■ **Testo da leggere**
--

Il De Catilinae coniuratione è la prima monografia scritta dallo storico romano Gaio Sallustio Crispo (86-34 a.C.) e tratta degli eventi concernenti la congiura attuata dal nobile romano Catilina e stroncata dal console Cicerone nel 63 a.C. Si ritiene che l’opera sia stata composta tra il 43 e il 40 a.C.

 

Contenuto

 

Riassunto

 

I primi quattro capitoli dell'opera rappresentano una dichiarazione di intenti programmatica, in cui l'autore spiega i motivi per cui ha scritto un'opera storica sui fatti della congiura dei catilinari. Al tempo di Sallustio infatti l'attività intellettuale veniva ancora vista a Roma come qualcosa di indegno per un nobile; lo scrittore cerca di contrapporsi a questa convinzione e afferma che il compiere imprese (bene facere) e il narrarle (bene dicere) sono attività parimenti degne. Dal momento che, secondo Sallustio, il clima di corruzione della vita poloitca a Roma gli ha impedito di procacciarsi la gloria mediante la vita attiva, gli rimane solo la possibilità di dedicarsi alle attività dell'intelletto, ben sapendo che l'alternativa sarebbe degradarsi compiendo attività degne solo di uno schiavo, come l'agricoltura e la caccia.

Dopo questo proemio (capitoli 1-4), troviamo subito un veloce ritratto di Catilina e del suo carattere moralmente depravato (capitolo 5). Sallustio introduce una sezione “archeologica” (capitoli 6-13) in cui viene velocemente passata in rassegna la storia di Roma e i motivi per cui proprio gli abitanti di questa piccola città siano divenuti tanto potenti 1. Il merito si trovava essenzialmente nei buoni costumi, ottenuti mediante la parsimonia e la libertà seguita alla mitica cacciata dei re. In aggiunta a questo la presenza di nemici potenti (il cosiddetto metus hostilis) aveva evitato lo scoppio di conflitti gravi all'interno della città, favorendo la pace civile. Ma, dopo la sconfitta definitiva di Cartagine, viene meno il nemico principale, mentre l'afflusso di sempre maggiori ricchezze contribuisce a depravare i costumi dei cittadini, rendendoli ambiziosi e disposti a tutto pur di arricchirsi.

--

■ **Materiale fornito**

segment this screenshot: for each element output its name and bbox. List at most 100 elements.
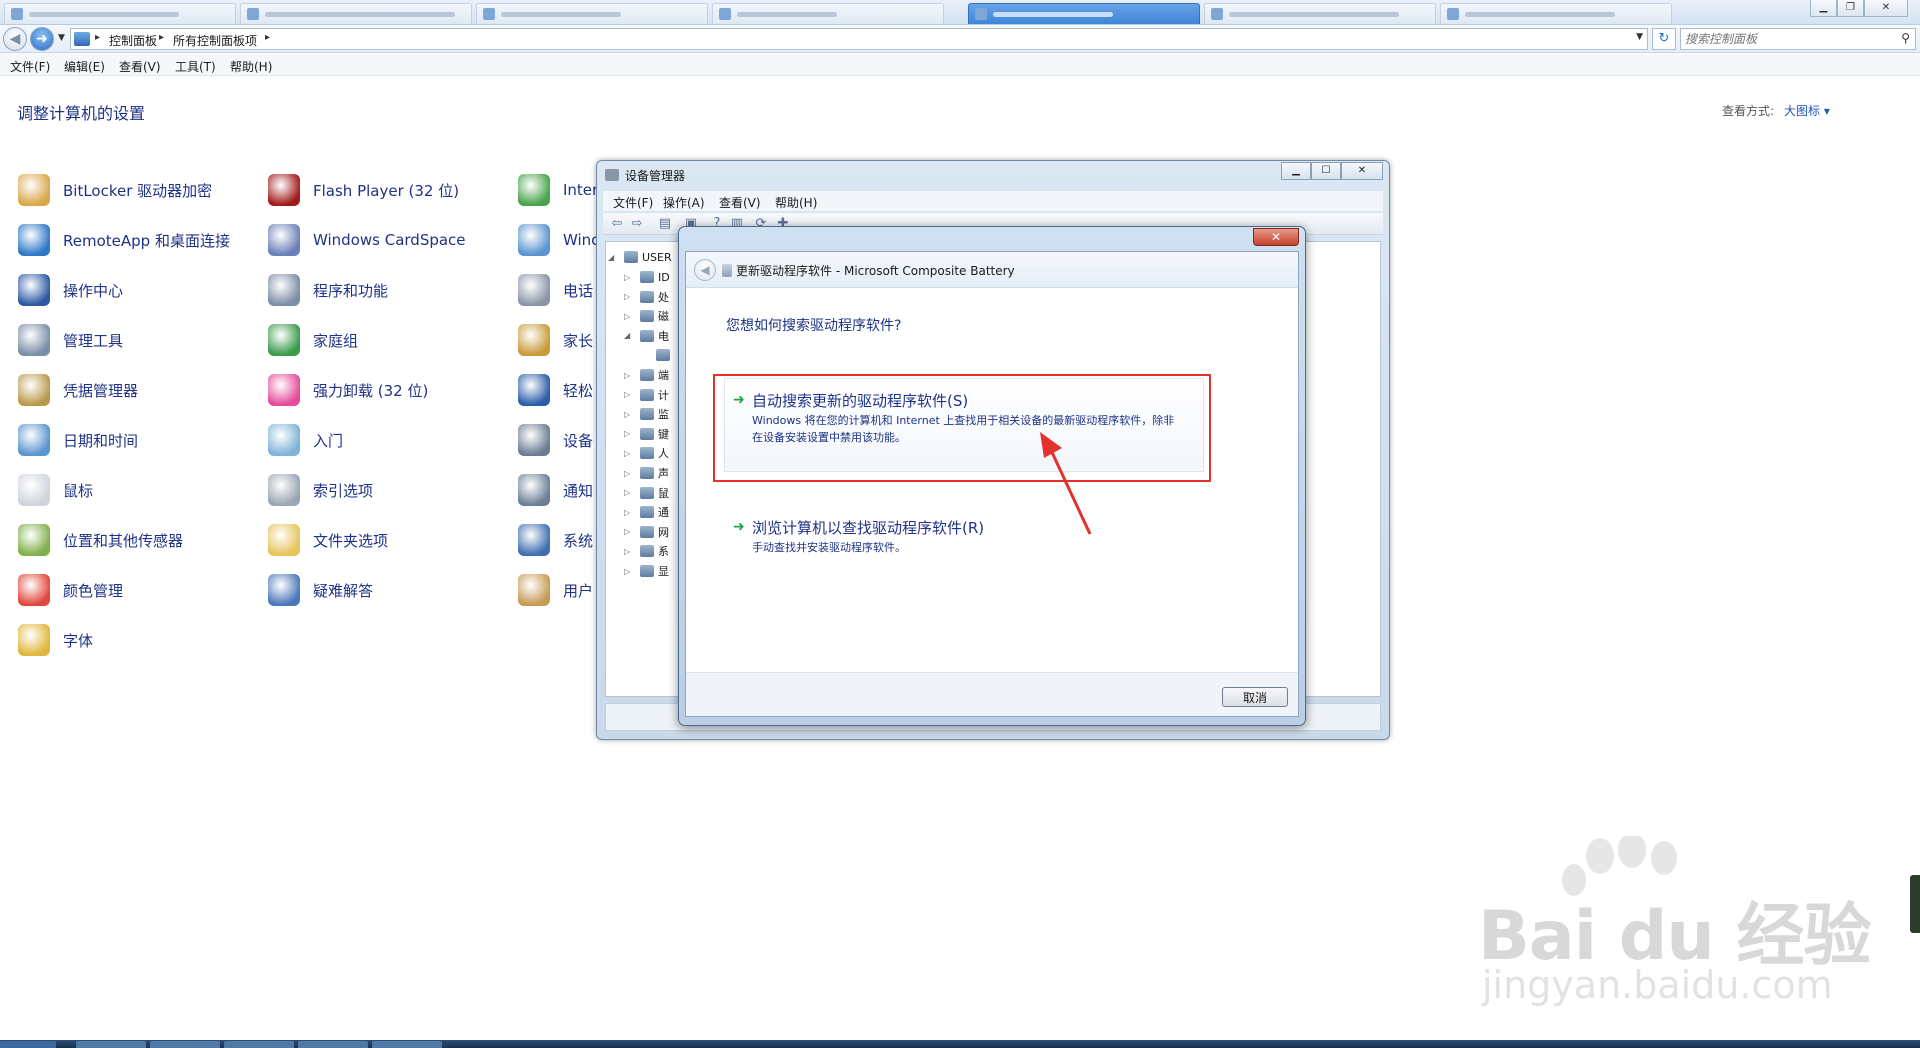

--

■ **Compito assegnato A**
Modifica il brano del testo sul De Catilinae coniuratione che va da "I primi quattro" fino a "e la caccia.", sostituendo "dichiarazione di intenti" con "dichiarazione di principi".
■ **Compito assegnato B**
Per favore, indica se ciascuna affermazione concorda con il testo sul De Catilinae coniuratione, rispondendo sì o no e citando le parole del testo che lo stabiliscono: (i) l'opera sarebbe stata composta tra il 43 e il 40 a.C.; (ii) la sezione "archeologica" occupa i capitoli 1-4; (iii) secondo Sallustio l'agricoltura e la caccia sono attività degne di un nobile.
■ **Compito assegnato C**
Prosegui il testo sul De Catilinae coniuratione a partire dall'ultima frase riportata.

■ **Risposta scritta A**
I primi quattro capitoli dell'opera rappresentano una dichiarazione di principi programmatica, in cui l'autore spiega i motivi per cui ha scritto un'opera storica sui fatti della congiura dei catilinari. Al tempo di Sallustio infatti l'attività intellettuale veniva ancora vista a Roma come qualcosa di indegno per un nobile; lo scrittore cerca di contrapporsi a questa convinzione e afferma che il compiere imprese (bene facere) e il narrarle (bene dicere) sono attività parimenti degne. Dal momento che, secondo Sallustio, il clima di corruzione della vita poloitca a Roma gli ha impedito di procacciarsi la gloria mediante la vita attiva, gli rimane solo la possibilità di dedicarsi alle attività dell'intelletto, ben sapendo che l'alternativa sarebbe degradarsi compiendo attività degne solo di uno schiavo, come l'agricoltura e la caccia.

■ **Risposta scritta B**
(i) Sì: «Si ritiene che l’opera sia stata composta tra il 43 e il 40 a.C.»
(ii) No: «una sezione “archeologica” (capitoli 6-13)»
(iii) No: «attività degne solo di uno schiavo, come l'agricoltura e la caccia»

■ **Risposta scritta C**
Dopo questo primo excursus, Sallustio riprende la narrazione delle vicende legata alla congiura: astuto e capace di fingere, Catilina corrompe i giovani 2 legandoli ai propri voleri in mille modi diversi, e porta dalla propria aprte soprattutto (capitoli 14-18). Fallito un nuovo tentativo di prendere legalmente il potere mediante l'elezione al consolato, Catilina decide di passare alle vie di fatto: con l’aiuto del complice Manlio, raduna un esercito e tenta di assassinare il console Cicerone (capitoli 18-25). Fallito l'agguato, Cicerone pone sotto accusa Catilina in senato 3. In seguito a questa denuncia lo stesso Catilina decide di allontanarsi da Roma, unendosi a Manlio e il suo esercito a Fiesole e lasciando in città uomini fedeli pronti a scatenare la rivolta (capitoli 26-36).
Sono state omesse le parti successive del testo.